Please print the stretch of the items from the start through the line containing "question-grid-icon[interactable] [1078, 1021, 1106, 1049]", both ends included, reproducing each line verbatim.

___ Material for the task

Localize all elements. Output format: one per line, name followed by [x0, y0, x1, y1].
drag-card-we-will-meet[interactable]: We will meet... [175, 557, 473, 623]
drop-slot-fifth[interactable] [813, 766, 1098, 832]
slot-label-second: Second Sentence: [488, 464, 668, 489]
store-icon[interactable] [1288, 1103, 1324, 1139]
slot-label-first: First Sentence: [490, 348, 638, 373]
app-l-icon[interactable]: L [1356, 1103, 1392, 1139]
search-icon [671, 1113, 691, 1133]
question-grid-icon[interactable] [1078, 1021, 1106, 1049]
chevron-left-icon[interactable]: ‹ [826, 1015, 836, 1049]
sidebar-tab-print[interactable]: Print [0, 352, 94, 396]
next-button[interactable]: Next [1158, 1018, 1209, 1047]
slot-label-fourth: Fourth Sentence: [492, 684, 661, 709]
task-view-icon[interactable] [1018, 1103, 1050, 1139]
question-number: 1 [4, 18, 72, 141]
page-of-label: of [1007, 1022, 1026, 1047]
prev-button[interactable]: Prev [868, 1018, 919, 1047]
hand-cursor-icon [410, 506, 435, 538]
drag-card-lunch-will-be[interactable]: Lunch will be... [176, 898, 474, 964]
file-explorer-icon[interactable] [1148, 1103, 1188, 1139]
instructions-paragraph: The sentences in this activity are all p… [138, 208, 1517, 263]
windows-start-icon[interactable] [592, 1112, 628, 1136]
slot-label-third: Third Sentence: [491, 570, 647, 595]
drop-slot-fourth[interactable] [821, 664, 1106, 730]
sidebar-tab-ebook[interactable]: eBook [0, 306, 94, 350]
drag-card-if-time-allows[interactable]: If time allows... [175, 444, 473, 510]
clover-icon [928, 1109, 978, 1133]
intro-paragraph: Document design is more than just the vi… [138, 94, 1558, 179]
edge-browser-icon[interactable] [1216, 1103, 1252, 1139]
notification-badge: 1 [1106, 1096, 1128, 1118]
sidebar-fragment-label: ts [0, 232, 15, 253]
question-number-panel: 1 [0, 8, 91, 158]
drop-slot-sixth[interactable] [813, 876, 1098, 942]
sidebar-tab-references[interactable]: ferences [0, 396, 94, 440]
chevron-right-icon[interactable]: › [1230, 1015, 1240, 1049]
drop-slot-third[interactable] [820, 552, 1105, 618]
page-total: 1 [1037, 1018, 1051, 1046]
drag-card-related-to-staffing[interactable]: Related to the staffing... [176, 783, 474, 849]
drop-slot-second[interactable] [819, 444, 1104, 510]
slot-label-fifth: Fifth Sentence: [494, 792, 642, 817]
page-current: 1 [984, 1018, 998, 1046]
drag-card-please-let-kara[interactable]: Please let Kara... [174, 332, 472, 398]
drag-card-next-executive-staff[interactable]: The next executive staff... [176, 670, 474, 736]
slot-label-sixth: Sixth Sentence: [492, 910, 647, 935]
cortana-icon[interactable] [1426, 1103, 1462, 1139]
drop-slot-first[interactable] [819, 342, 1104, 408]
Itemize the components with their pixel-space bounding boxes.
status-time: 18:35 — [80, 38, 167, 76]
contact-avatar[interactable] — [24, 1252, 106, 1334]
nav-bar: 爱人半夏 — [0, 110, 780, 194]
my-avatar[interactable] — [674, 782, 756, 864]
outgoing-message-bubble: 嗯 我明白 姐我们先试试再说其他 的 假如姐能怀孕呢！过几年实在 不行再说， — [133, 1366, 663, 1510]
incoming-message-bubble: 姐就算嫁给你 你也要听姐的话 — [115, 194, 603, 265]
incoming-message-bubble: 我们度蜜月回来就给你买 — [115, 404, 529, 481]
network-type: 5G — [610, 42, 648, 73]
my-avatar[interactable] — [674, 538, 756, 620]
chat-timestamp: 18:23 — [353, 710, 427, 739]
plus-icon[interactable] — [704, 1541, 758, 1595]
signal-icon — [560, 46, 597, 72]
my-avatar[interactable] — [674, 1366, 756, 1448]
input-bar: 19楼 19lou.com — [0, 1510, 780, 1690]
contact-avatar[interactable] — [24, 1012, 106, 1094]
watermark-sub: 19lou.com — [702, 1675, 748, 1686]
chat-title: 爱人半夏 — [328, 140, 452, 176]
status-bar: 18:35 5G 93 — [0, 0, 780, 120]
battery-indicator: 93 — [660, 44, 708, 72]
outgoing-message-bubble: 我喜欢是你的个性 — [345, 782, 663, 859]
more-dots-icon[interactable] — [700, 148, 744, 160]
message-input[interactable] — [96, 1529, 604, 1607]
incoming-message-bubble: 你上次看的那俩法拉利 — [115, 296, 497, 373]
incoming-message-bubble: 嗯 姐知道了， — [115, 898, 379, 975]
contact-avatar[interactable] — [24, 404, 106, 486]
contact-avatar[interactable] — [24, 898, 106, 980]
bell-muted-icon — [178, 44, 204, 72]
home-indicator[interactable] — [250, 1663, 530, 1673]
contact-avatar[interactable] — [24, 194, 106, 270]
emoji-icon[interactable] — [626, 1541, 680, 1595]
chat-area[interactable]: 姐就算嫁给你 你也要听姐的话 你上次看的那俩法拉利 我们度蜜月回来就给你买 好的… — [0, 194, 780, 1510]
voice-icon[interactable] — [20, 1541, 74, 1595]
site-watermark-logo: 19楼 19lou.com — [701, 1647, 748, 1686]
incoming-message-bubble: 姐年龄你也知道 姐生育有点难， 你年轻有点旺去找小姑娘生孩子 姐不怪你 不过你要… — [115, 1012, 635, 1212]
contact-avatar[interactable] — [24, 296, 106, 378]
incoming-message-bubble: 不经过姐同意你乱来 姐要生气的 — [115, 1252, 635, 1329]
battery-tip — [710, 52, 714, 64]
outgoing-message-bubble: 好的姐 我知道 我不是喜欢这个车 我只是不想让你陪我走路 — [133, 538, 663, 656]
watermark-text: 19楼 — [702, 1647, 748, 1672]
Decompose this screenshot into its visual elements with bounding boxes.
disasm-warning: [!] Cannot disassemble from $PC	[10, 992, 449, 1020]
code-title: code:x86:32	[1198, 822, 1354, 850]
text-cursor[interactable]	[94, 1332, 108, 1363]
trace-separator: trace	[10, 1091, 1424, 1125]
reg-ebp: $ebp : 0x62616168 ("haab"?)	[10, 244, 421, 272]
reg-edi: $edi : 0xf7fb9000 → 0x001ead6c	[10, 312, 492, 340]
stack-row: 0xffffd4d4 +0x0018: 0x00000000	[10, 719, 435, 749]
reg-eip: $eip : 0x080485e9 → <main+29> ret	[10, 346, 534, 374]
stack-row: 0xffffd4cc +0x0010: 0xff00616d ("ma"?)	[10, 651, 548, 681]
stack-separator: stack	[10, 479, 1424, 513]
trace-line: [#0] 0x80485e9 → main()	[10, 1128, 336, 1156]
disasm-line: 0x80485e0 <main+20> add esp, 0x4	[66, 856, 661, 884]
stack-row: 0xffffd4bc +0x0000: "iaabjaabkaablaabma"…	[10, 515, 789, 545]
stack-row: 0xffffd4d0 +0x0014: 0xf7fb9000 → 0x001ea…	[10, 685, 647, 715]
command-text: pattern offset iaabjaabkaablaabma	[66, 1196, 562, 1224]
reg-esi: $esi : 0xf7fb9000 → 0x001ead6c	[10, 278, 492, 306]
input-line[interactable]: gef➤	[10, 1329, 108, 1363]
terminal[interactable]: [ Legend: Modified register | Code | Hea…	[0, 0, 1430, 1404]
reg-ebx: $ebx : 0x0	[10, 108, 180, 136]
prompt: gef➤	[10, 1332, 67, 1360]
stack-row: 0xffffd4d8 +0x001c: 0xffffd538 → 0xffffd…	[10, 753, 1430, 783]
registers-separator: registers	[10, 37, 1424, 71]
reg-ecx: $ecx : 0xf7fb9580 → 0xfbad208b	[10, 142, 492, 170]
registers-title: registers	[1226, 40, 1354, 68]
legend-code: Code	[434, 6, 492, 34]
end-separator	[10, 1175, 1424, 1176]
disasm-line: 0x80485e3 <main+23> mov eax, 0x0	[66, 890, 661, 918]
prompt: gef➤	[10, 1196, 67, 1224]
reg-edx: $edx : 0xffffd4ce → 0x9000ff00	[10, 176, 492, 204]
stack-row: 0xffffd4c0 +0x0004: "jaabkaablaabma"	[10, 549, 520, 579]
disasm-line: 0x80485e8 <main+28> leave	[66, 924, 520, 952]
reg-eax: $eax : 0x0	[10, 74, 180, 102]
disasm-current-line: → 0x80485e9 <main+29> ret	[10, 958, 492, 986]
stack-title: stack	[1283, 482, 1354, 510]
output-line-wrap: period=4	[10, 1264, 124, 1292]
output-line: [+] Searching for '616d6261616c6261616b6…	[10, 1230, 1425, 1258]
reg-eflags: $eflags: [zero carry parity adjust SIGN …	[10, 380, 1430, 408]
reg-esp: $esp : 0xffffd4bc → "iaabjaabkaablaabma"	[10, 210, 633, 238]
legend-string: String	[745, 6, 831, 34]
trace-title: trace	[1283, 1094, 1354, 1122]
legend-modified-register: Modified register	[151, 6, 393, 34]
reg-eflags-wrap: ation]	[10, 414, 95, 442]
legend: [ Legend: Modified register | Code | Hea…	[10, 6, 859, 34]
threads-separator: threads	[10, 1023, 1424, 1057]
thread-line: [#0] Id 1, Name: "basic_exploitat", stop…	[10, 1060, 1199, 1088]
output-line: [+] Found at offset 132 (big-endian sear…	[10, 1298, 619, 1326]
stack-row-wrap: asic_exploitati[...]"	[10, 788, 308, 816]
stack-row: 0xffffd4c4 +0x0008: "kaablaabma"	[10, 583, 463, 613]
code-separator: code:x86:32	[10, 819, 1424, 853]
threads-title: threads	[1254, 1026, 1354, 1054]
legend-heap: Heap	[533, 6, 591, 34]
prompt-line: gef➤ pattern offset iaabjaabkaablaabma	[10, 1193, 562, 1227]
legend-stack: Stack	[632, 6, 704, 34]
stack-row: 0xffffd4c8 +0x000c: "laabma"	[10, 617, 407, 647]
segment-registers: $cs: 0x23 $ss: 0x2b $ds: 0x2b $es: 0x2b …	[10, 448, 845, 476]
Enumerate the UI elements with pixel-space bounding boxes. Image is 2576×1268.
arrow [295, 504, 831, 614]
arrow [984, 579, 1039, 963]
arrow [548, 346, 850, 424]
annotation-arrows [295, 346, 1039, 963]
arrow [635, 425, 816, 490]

______

• _Task solution_:
Localize all elements. Output format: one per line, name followed by [x0, y0, x1, y1].
drag-card-we-will-meet[interactable]: We will meet... [175, 557, 473, 623]
drop-slot-fifth[interactable] [813, 766, 1098, 832]
slot-label-second: Second Sentence: [488, 464, 668, 489]
store-icon[interactable] [1288, 1103, 1324, 1139]
slot-label-first: First Sentence: [490, 348, 638, 373]
app-l-icon[interactable]: L [1356, 1103, 1392, 1139]
search-icon [671, 1113, 691, 1133]
question-grid-icon[interactable] [1078, 1021, 1106, 1049]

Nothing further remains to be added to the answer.